TASK DESCRIPTION: Go through the material below and copy each line where the word "fish" appears.

── MATERIAL FOR THIS TASK ──

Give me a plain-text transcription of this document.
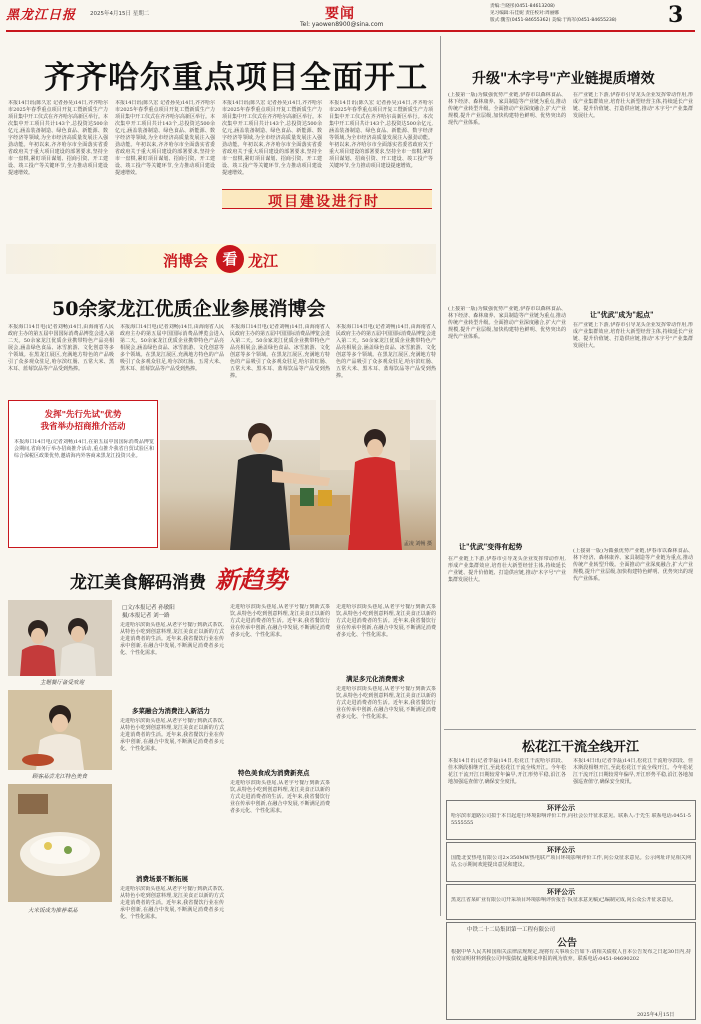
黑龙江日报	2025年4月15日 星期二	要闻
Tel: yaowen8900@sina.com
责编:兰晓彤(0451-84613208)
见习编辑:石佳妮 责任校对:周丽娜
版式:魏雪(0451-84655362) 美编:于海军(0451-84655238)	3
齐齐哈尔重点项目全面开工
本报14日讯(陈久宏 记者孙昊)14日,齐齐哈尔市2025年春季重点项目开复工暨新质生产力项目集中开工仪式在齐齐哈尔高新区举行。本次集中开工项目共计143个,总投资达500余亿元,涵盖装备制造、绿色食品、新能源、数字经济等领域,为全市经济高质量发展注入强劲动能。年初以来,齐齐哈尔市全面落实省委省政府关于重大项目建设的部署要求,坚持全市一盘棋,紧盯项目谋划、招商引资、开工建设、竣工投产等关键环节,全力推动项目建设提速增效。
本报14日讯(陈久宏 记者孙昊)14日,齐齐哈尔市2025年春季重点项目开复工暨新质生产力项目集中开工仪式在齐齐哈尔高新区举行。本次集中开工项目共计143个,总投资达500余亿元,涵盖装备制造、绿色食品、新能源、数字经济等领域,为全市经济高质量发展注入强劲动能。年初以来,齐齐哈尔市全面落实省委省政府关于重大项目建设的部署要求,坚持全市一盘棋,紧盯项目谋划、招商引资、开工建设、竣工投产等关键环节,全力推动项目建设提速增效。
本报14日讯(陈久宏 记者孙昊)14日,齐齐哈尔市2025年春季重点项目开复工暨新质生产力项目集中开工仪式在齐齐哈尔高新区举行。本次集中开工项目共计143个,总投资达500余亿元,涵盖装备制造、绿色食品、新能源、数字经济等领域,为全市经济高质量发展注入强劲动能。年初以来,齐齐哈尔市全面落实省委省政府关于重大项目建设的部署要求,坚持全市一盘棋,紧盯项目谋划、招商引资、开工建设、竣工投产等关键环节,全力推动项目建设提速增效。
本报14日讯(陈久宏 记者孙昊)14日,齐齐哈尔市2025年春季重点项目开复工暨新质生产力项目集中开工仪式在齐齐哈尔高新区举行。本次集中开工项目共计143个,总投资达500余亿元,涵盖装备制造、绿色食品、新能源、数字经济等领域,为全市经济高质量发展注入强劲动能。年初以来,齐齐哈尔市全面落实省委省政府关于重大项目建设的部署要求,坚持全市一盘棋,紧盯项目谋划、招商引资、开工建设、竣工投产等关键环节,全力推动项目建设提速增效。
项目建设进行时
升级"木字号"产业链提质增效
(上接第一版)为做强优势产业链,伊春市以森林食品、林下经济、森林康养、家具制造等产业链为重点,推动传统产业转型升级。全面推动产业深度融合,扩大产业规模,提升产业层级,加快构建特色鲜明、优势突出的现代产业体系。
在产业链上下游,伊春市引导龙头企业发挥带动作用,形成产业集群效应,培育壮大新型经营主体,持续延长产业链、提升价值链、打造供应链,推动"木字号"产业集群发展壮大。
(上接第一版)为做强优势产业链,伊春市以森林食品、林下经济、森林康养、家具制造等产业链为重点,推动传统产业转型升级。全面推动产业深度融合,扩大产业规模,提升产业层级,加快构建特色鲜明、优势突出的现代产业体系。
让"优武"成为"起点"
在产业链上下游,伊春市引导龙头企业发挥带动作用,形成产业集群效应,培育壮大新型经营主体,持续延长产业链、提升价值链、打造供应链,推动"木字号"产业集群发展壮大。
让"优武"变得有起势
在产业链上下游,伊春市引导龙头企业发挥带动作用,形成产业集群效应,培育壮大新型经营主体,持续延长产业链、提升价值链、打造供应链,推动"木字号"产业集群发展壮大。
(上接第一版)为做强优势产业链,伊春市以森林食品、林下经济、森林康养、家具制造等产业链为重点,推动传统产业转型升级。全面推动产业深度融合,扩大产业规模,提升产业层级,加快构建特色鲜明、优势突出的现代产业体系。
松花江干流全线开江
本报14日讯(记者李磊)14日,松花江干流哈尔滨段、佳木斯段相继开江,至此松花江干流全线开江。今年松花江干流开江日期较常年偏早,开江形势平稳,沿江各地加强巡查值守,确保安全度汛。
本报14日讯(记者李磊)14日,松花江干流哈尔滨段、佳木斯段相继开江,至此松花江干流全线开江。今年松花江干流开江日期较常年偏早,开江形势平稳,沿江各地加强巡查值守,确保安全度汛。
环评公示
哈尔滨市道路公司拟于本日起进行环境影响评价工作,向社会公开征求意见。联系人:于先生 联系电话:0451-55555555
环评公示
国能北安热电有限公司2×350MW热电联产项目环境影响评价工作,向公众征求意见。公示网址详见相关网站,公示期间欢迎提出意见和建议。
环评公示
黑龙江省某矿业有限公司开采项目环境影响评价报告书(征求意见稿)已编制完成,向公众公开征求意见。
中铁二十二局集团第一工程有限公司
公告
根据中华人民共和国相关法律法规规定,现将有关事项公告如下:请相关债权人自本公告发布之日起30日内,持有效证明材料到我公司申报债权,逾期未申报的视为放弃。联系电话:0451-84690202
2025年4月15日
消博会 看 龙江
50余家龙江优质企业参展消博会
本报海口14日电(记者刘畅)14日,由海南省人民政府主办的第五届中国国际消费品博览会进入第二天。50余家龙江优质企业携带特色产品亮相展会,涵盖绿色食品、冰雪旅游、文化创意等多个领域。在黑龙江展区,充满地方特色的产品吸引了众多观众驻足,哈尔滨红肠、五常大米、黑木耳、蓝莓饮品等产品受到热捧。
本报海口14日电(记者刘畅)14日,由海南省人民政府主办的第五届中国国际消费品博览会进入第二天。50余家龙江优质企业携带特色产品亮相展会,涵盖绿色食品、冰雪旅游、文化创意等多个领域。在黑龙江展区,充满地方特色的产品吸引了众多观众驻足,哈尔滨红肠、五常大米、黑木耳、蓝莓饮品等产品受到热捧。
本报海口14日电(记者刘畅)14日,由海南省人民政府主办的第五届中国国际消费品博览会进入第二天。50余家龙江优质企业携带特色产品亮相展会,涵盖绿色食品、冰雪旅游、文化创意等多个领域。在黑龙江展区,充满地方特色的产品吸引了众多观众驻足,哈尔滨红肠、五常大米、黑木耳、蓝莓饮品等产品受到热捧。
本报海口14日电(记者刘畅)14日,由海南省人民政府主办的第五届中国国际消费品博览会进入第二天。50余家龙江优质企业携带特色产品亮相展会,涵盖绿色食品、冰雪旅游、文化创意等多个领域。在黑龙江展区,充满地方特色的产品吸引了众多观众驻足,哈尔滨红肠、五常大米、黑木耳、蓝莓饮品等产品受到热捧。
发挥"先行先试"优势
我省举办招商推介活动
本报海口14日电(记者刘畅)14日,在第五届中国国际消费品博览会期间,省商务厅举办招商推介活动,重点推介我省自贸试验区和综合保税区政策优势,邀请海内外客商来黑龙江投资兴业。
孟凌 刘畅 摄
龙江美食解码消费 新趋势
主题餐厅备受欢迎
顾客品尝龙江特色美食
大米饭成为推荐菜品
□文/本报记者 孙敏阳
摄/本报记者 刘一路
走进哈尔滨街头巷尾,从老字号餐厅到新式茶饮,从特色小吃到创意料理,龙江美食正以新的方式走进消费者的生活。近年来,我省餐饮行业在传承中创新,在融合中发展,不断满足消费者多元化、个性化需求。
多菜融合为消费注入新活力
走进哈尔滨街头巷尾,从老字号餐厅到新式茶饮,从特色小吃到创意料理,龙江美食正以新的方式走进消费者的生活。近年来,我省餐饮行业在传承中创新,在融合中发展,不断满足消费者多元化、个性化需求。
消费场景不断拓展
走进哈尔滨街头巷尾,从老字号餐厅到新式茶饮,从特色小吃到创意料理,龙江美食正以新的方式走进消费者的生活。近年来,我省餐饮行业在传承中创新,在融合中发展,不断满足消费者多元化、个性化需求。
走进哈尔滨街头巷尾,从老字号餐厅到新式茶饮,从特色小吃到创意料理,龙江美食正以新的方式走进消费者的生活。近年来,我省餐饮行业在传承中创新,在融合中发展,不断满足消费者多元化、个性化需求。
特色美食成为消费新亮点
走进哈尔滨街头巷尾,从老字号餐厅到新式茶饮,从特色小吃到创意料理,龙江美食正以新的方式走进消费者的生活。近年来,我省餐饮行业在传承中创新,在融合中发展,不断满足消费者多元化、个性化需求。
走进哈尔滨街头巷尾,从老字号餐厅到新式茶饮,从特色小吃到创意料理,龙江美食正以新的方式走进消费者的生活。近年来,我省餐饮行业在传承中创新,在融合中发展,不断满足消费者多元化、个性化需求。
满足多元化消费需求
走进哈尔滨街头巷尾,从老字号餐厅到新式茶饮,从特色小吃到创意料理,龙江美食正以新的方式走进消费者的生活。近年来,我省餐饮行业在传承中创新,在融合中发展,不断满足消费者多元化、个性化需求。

───
── MATERIAL FOR THIS TASK ──

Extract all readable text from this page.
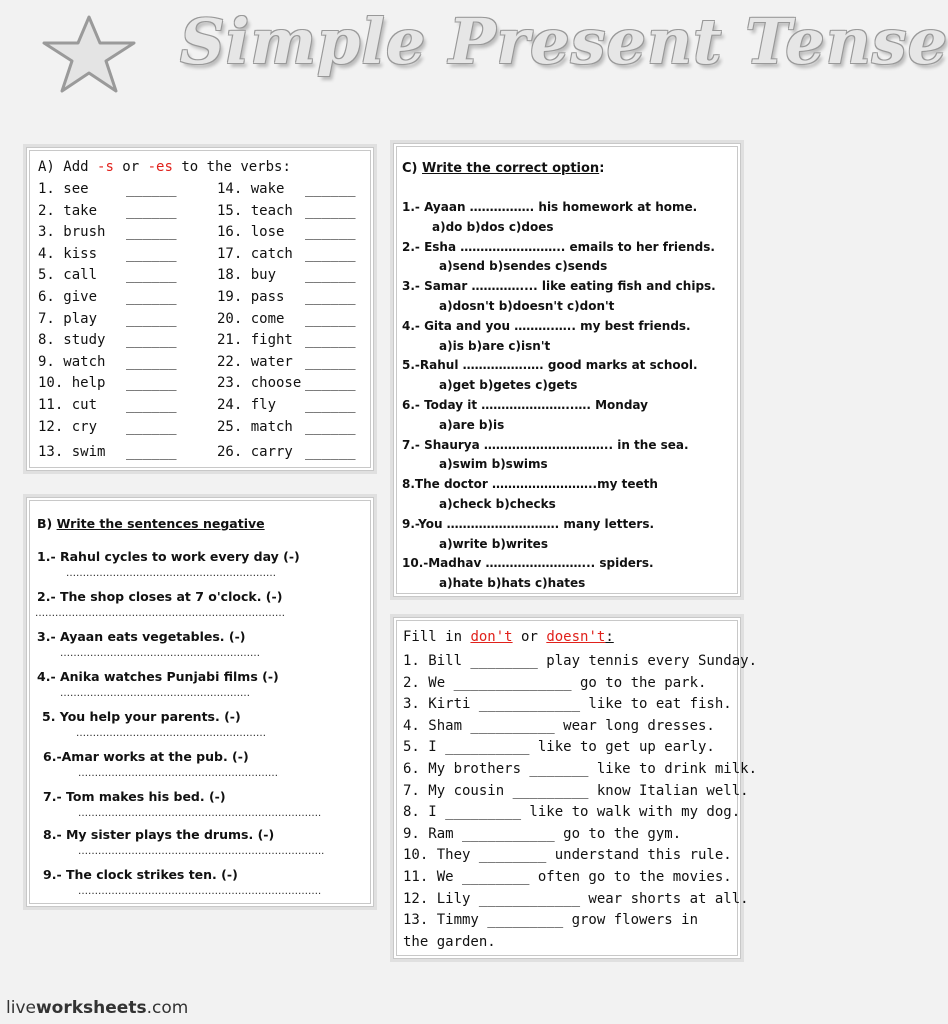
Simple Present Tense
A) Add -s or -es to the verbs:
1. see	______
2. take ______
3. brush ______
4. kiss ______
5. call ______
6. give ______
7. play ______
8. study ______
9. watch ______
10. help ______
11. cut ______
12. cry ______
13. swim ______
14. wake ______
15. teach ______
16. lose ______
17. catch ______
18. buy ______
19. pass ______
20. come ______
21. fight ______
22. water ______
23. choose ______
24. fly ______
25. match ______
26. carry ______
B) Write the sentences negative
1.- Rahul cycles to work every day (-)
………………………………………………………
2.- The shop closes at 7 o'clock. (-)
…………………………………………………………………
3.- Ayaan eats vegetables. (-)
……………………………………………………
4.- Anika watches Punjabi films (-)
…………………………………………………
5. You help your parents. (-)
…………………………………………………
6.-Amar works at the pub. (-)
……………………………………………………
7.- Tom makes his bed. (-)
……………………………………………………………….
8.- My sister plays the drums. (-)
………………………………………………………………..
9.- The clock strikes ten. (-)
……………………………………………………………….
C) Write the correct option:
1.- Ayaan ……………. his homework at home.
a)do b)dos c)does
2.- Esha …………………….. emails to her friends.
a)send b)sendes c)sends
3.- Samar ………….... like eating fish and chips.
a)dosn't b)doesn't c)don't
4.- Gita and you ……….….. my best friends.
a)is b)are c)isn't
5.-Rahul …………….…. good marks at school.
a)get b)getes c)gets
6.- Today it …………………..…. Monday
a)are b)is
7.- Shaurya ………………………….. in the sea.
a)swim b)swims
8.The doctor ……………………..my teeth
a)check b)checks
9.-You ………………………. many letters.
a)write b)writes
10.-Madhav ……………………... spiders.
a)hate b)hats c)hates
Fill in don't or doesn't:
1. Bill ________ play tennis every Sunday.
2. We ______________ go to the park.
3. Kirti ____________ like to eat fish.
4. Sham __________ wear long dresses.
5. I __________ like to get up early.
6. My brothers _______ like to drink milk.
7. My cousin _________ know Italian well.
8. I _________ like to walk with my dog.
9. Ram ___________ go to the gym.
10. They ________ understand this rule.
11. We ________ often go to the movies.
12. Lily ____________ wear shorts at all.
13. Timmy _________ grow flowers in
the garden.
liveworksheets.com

───

SOLUTION TO THE PROBLEM:
3.- Samar ………….... like eating fish and chips.
3. Kirti ____________ like to eat fish.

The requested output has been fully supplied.